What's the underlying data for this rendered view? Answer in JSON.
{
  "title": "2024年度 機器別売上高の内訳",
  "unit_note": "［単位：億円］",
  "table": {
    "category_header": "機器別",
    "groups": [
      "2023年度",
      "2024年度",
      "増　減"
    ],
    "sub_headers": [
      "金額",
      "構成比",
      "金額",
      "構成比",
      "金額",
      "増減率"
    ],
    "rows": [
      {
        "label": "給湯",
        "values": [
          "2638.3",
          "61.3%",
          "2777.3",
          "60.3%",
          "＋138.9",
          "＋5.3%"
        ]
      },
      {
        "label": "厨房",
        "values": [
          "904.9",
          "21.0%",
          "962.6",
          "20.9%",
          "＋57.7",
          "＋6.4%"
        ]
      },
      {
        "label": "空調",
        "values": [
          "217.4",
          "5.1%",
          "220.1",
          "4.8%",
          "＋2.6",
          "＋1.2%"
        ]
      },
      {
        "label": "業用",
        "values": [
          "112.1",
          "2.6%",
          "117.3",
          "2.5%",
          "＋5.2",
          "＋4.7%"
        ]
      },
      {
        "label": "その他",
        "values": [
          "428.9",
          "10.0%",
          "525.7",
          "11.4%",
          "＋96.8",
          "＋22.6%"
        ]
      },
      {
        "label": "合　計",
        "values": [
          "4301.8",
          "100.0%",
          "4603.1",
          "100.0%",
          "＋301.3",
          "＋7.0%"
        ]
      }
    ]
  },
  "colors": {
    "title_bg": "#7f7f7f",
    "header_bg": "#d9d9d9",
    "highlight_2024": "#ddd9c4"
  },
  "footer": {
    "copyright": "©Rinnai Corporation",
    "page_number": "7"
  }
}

» Set task:
In the entries above, find each line with the word "label" and show it.

» Response to this exercise:
        "label": "給湯",
        "label": "厨房",
        "label": "空調",
        "label": "業用",
        "label": "その他",
        "label": "合　計",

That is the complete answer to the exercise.